* START Document text *
The Grill Room
160 Adams Ave.
Hauppauge, NY
Hal Goldman ignites The Grill Room.
The chef has improved the kitchen and polished the image of this Hauppauge mainstay, which manages to brighten a colorless office-park corridor.
At lunch, the restaurant is a little oasis from the workday, light, calm and assured; at dinner, it's a more dimly lit destination for lively food and sometimes live music. The place bills itself as "a perfect place for an office affair."
The 80-seat spot also is ideal for puck-size crab cakes with tomato aioli and corn-and-potato salad; a snappy duck .tostada with Monterey Jack cheese, mango salsa, black beans and chipotle-spiked mayo and hoisin-glazed, braised baby back ribs.
Goldman's chicken quesadilla is a casual pleasure, also with mango salsa and chipotle aioli. But his mushy lettuce wrap with sauteed chicken and bland shrimp spring roll are less successful. Likewise, the nowhere-bound portobello mushroom-and-mozzarella en carrozza.
Your meal immediately gets better with a lush, savory tuna tartare, with mango and pickled ginger; the goat-cheese salad, with candied pecans, orange and mesclun; and, midday, with tasty grilled pizzas. But his Cuban panino may remind you more of Guantánamo than Havana.
Goldman sends out a very good version of what's fast becoming a signature dish on Long Island, sesame-crusted tuna: rare, velvety, with coconut rice, citrusy ponzu, spinach and a drizzle of wasabi sauce. The horseradish-crusted salmon takes a safety-first entree and adds some sparks before finishing it with a lemon beurre blanc.
* END Document text *
◆ What to do ◆
a. According to the restaurant review, how many seats does The Grill Room have?
b. Reproduce the restaurant review verbatim, everything from "The chef has" down to "baby back ribs.".
The records have no connection to the restaurant review.
* START Stored data *
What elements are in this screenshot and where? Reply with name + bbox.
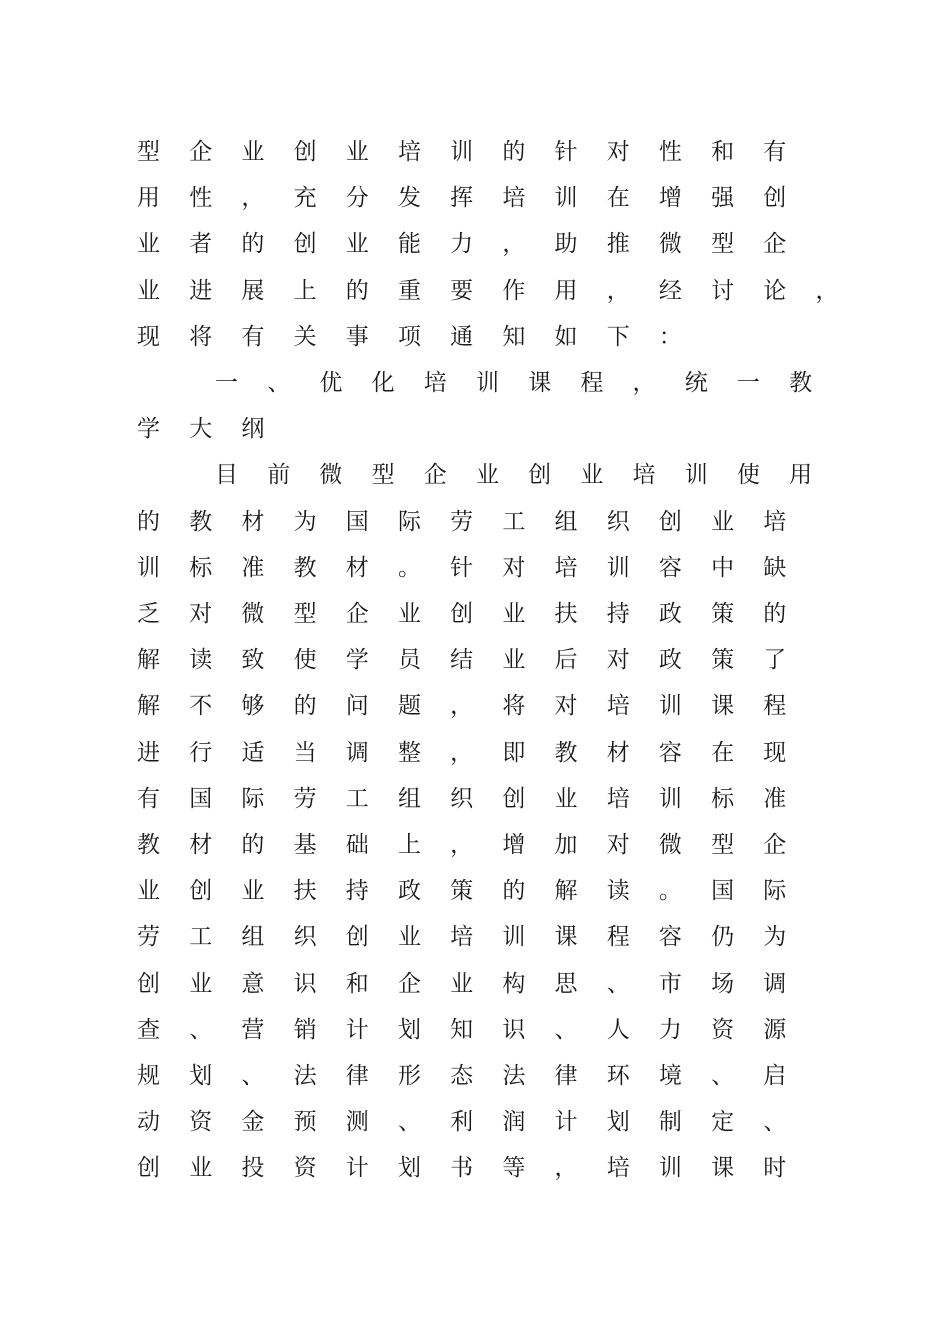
text-line-1: 型 企 业 创 业 培 训 的 针 对 性 和 有 [137, 139, 787, 165]
text-line-10: 训 标 准 教 材 。 针 对 培 训 容 中 缺 [137, 554, 787, 581]
text-line-11: 乏 对 微 型 企 业 创 业 扶 持 政 策 的 [137, 601, 787, 627]
text-line-12: 解 读 致 使 学 员 结 业 后 对 政 策 了 [137, 647, 787, 674]
text-line-21: 规 划 、 法 律 形 态 法 律 环 境 、 启 [137, 1063, 787, 1089]
text-line-3: 业 者 的 创 业 能 力 ， 助 推 微 型 企 [137, 231, 787, 258]
text-line-8: 目 前 微 型 企 业 创 业 培 训 使 用 [215, 462, 813, 489]
text-line-22: 动 资 金 预 测 、 利 润 计 划 制 定 、 [137, 1109, 787, 1136]
text-line-19: 创 业 意 识 和 企 业 构 思 、 市 场 调 [137, 970, 787, 997]
text-line-23: 创 业 投 资 计 划 书 等 ， 培 训 课 时 [137, 1155, 787, 1182]
text-line-20: 查 、 营 销 计 划 知 识 、 人 力 资 源 [137, 1016, 787, 1043]
text-line-5: 现 将 有 关 事 项 通 知 如 下 ： [137, 323, 682, 350]
section-heading-line-2: 学 大 纲 [137, 416, 265, 443]
text-line-17: 业 创 业 扶 持 政 策 的 解 读 。 国 际 [137, 878, 787, 905]
text-line-9: 的 教 材 为 国 际 劳 工 组 织 创 业 培 [137, 508, 787, 535]
text-line-16: 教 材 的 基 础 上 ， 增 加 对 微 型 企 [137, 832, 787, 858]
text-line-14: 进 行 适 当 调 整 ， 即 教 材 容 在 现 [137, 739, 787, 766]
text-line-2: 用 性 ， 充 分 发 挥 培 训 在 增 强 创 [137, 185, 787, 212]
text-line-15: 有 国 际 劳 工 组 织 创 业 培 训 标 准 [137, 785, 787, 812]
text-line-18: 劳 工 组 织 创 业 培 训 课 程 容 仍 为 [137, 924, 787, 951]
text-line-4: 业 进 展 上 的 重 要 作 用 ， 经 讨 论 ， [137, 277, 839, 304]
section-heading-line-1: 一 、 优 化 培 训 课 程 ， 统 一 教 [215, 370, 813, 396]
text-line-13: 解 不 够 的 问 题 ， 将 对 培 训 课 程 [137, 693, 787, 720]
* END Stored data *
◆ The replies ◆
a. 80 seats.

b.
The chef has improved the kitchen and polished the image of this Hauppauge mainstay, which manages to brighten a colorless office-park corridor.
At lunch, the restaurant is a little oasis from the workday, light, calm and assured; at dinner, it's a more dimly lit destination for lively food and sometimes live music. The place bills itself as "a perfect place for an office affair."
The 80-seat spot also is ideal for puck-size crab cakes with tomato aioli and corn-and-potato salad; a snappy duck .tostada with Monterey Jack cheese, mango salsa, black beans and chipotle-spiked mayo and hoisin-glazed, braised baby back ribs.